President Donald Trump is such a terrible leader that he has drawn the ire of a 101-year-old historian who had been happily retired in Oregon. But now he feels forced to speak out against Trump in a public forum to plead for his removal from office.
At 101, Dr. Vaughn Davis Bornet was a teenager when Adolf Hitler rose to power in Germany, served in the United States Naval reserve during World War II, witnessed the Civil Rights movement, the Vietnam War, and most of the events that shaped the 20th century.
But in the 21st century, Bornet can’t get used to Trump being president and cannot sit on the sidelines any longer as he wages war against the free press, democracy and America’s leadership role in the world.
And that’s why he wrote an op-ed this week denouncing Trump’s presidency, and delivered a plea to the American people to remove him from power before it’s too late.
“Our free press is subject to ridicule; actually, it is undergoing threat,” Bornet began. “Presidential antagonism is approaching entirely too close to action.”
Indeed, Trump has repeatedly referred to the press as the “enemy of the people” while threatening to take news organizations off the air.
And his attacks have already resulted in action taken by his own supporters as they threaten journalists and send explosive devices to where they are headquartered.
Bornet then tears into Trump’s constant rallies, which never used to be the norm:
“Political rallies have long occupied partisans as election day approached. Now, it does seem, instead of governing, the White House occupant campaigns around the calendar—instead of concentrating on Congress or the passing scene.”
He’s right. Trump repeatedly criticized former President Obama for campaigning in 2016, yet has seven campaign rallies in the next few days alone and has spent much of his presidency ginning up crowds of right-wingers across the country with whining and narcissism.
But, perhaps, the most dangerous thing Trump is doing is unraveling our alliances that have been the cornerstone of our foreign policy and national security since World War II.
“Once, we made permanent friends of nations far away and tied them to us with alliances,” Bornet observes. “Today, you can’t tell any ally without checking first with the White House to make sure which nation is a friend and which an enemy. Indeed, they may well have switched overnight.”

__Extracted information__
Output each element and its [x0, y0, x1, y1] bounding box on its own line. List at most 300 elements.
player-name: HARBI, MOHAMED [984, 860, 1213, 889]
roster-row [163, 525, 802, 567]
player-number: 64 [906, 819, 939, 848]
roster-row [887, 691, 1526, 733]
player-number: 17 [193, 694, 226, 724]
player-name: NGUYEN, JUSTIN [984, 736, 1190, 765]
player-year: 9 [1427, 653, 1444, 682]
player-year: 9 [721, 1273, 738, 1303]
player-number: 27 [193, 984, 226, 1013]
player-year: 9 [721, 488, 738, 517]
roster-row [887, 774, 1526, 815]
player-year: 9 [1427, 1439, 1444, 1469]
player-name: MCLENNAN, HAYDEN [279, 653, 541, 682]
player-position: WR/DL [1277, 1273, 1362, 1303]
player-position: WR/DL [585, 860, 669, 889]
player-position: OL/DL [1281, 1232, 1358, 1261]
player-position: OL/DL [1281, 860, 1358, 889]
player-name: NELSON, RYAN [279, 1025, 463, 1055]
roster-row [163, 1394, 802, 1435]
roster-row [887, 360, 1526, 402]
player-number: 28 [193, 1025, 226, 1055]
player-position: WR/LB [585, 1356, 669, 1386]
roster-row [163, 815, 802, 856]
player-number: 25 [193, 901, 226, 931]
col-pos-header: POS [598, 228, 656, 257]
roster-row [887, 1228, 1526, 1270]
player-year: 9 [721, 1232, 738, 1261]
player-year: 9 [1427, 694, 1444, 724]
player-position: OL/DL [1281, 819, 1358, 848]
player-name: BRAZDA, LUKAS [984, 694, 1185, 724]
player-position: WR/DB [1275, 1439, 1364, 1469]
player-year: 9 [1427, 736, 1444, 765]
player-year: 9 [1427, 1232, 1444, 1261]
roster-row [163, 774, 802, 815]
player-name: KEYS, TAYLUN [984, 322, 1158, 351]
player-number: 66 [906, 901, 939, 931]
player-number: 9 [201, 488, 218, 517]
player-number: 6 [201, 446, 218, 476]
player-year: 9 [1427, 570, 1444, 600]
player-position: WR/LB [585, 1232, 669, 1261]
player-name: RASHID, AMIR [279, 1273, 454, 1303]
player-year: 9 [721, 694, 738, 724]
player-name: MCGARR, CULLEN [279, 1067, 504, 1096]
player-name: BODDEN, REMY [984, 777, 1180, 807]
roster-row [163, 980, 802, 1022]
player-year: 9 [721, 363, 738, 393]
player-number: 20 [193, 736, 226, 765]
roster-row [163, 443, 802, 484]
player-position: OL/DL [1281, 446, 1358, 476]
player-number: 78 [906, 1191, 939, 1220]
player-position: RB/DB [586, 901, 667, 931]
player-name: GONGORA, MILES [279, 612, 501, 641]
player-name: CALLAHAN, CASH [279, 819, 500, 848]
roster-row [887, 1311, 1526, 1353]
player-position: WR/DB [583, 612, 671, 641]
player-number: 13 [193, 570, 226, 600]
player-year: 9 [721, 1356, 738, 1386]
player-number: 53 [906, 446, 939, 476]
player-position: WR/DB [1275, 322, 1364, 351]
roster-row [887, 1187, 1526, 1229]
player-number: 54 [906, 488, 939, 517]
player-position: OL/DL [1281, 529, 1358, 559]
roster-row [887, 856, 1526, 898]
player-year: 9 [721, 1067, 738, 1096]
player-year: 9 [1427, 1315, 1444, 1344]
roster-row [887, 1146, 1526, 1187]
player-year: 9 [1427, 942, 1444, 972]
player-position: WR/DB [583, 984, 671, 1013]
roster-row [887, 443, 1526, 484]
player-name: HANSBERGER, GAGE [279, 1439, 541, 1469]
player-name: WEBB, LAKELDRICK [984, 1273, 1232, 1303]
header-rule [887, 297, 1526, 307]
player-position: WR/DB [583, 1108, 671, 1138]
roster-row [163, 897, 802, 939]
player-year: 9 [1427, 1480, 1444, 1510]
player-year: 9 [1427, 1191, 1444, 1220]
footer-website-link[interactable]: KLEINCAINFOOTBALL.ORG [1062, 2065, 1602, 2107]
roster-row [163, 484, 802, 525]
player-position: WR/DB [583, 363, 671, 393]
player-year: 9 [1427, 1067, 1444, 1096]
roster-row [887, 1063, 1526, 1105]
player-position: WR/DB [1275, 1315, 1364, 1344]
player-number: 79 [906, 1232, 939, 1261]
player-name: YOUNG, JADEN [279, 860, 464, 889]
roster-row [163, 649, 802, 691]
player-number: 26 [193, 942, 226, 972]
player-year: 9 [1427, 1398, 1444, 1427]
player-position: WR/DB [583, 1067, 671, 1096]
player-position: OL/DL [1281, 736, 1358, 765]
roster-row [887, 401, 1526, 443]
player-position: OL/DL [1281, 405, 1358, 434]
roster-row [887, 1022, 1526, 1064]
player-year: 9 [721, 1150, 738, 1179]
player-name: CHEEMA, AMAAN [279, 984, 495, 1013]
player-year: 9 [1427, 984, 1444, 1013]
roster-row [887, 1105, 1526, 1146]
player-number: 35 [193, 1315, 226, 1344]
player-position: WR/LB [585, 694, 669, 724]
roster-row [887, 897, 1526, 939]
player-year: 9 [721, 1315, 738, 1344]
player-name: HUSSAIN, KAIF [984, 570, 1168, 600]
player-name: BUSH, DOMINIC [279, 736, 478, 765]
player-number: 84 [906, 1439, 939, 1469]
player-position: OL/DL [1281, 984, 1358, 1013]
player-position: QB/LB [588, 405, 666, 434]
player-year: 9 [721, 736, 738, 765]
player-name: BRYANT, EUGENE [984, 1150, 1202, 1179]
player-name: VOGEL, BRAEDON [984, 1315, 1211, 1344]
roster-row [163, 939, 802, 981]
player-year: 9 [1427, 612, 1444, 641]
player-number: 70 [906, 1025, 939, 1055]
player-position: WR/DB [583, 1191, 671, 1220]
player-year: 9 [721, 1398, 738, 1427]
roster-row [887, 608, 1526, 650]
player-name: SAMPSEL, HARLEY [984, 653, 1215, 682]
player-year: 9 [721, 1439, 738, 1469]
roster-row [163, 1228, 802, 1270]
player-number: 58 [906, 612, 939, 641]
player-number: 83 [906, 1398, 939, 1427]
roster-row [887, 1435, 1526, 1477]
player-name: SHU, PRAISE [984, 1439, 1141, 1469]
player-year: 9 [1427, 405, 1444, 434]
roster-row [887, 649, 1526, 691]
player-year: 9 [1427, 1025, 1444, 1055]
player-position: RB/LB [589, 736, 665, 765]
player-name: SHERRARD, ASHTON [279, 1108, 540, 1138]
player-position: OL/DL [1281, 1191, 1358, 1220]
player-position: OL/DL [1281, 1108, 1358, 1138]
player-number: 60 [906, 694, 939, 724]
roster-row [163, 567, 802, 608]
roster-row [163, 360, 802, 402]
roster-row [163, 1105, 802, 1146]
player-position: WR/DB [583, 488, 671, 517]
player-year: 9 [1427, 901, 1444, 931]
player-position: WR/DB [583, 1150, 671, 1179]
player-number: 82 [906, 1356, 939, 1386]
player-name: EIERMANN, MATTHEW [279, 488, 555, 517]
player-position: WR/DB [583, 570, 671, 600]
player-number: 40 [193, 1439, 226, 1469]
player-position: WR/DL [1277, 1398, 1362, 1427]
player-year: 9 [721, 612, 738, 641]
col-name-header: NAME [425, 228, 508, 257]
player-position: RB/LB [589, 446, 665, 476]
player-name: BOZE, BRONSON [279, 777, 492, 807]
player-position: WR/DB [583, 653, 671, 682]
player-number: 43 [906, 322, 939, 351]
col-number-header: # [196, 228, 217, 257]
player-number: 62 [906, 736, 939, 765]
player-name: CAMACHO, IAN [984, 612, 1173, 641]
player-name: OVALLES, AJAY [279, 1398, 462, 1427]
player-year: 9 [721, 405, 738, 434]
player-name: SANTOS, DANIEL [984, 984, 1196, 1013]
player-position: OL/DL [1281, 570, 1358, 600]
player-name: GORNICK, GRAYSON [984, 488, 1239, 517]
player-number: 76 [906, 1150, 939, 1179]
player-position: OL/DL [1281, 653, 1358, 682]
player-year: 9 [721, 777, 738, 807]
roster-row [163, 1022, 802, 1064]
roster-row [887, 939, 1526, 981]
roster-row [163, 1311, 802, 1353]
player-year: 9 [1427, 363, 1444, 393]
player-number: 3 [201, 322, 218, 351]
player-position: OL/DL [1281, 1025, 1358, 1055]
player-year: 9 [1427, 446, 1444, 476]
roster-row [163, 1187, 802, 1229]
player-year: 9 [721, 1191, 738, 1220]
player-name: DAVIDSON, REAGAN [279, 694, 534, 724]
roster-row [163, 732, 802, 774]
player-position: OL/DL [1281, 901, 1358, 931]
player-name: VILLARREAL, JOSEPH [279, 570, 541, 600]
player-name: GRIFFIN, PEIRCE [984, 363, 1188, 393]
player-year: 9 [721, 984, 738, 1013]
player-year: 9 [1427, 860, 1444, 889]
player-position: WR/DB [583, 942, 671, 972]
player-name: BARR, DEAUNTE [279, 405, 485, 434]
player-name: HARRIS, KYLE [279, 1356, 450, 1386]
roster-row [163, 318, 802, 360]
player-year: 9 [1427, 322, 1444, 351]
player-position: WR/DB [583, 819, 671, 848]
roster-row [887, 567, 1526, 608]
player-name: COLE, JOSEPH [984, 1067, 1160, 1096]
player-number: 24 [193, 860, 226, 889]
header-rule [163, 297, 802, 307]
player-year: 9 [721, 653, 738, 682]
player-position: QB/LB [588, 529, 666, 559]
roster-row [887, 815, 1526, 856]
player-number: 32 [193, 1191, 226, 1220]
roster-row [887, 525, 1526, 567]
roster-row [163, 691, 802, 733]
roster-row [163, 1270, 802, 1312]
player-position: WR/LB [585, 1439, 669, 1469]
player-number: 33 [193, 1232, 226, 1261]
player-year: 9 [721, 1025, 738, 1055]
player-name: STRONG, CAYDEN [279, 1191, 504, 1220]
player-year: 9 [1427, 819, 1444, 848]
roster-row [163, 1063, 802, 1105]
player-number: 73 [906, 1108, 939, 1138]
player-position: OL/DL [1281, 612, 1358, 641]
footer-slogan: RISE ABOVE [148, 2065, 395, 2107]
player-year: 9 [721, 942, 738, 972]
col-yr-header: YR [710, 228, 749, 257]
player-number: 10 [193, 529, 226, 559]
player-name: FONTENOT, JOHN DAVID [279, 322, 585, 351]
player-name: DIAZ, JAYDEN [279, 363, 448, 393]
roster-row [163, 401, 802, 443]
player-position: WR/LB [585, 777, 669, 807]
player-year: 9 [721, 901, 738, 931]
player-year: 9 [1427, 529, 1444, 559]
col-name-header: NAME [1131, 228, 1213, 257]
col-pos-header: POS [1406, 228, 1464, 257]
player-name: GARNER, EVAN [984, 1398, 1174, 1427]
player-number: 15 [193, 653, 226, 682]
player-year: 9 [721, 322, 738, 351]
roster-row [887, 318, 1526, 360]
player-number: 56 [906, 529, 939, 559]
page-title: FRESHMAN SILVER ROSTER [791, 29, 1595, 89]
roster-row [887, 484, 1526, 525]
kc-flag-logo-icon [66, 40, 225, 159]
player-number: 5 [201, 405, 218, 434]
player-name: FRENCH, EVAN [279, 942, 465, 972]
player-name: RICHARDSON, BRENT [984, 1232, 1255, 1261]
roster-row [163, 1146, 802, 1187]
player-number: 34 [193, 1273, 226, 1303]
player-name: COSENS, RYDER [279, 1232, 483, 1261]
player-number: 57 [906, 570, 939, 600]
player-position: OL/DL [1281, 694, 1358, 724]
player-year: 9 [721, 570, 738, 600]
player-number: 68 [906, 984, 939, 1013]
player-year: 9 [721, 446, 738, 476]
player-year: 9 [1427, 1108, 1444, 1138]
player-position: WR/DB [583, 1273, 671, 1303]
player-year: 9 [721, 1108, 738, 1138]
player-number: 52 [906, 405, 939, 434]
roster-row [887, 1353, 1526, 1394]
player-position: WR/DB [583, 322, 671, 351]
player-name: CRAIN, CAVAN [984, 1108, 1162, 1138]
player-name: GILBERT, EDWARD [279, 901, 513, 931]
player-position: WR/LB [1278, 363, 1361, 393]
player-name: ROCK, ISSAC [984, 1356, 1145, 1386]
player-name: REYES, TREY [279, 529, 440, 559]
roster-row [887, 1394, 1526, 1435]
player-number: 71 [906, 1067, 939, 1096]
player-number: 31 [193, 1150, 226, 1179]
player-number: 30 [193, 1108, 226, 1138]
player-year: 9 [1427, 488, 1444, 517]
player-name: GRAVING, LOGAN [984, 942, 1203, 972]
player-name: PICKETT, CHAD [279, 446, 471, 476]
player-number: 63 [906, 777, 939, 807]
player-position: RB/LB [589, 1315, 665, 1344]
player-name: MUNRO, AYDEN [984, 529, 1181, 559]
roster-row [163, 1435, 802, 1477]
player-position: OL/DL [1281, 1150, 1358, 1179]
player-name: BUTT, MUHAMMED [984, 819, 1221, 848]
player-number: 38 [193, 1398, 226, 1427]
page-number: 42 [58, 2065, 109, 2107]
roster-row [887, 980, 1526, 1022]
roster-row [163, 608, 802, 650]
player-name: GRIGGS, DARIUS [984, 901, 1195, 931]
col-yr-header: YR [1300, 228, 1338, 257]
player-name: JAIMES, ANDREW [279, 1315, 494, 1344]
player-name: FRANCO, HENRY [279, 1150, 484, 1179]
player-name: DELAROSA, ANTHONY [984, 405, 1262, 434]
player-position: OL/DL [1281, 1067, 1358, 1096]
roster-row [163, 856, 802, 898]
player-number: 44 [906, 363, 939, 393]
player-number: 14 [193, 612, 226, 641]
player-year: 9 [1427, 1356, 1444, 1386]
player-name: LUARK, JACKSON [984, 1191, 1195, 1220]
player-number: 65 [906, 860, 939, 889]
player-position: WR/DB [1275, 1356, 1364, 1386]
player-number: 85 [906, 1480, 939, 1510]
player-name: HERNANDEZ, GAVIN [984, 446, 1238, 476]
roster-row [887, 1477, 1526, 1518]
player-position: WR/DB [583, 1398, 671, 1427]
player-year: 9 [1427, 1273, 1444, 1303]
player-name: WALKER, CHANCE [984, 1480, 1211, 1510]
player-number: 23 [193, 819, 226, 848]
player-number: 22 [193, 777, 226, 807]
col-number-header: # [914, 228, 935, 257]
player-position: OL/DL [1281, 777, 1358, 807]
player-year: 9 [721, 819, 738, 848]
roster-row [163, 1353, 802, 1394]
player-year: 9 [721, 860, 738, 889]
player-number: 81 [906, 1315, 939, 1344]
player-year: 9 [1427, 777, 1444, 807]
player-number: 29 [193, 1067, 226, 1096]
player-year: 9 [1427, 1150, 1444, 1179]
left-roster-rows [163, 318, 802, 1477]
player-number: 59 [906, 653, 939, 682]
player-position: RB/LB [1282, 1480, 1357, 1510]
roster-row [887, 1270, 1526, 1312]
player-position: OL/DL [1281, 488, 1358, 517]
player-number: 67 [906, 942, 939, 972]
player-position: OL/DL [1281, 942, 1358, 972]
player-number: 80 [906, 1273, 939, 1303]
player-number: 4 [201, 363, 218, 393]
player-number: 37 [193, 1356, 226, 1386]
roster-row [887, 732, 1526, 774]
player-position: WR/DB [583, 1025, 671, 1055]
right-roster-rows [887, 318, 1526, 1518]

__Prompt__
Quote the article about the historian's op-ed word for word, from "And that’s why" to "off the air.", both included. The records aren't needed for this work.

__Result of this exercise__
And that’s why he wrote an op-ed this week denouncing Trump’s presidency, and delivered a plea to the American people to remove him from power before it’s too late.
“Our free press is subject to ridicule; actually, it is undergoing threat,” Bornet began. “Presidential antagonism is approaching entirely too close to action.”
Indeed, Trump has repeatedly referred to the press as the “enemy of the people” while threatening to take news organizations off the air.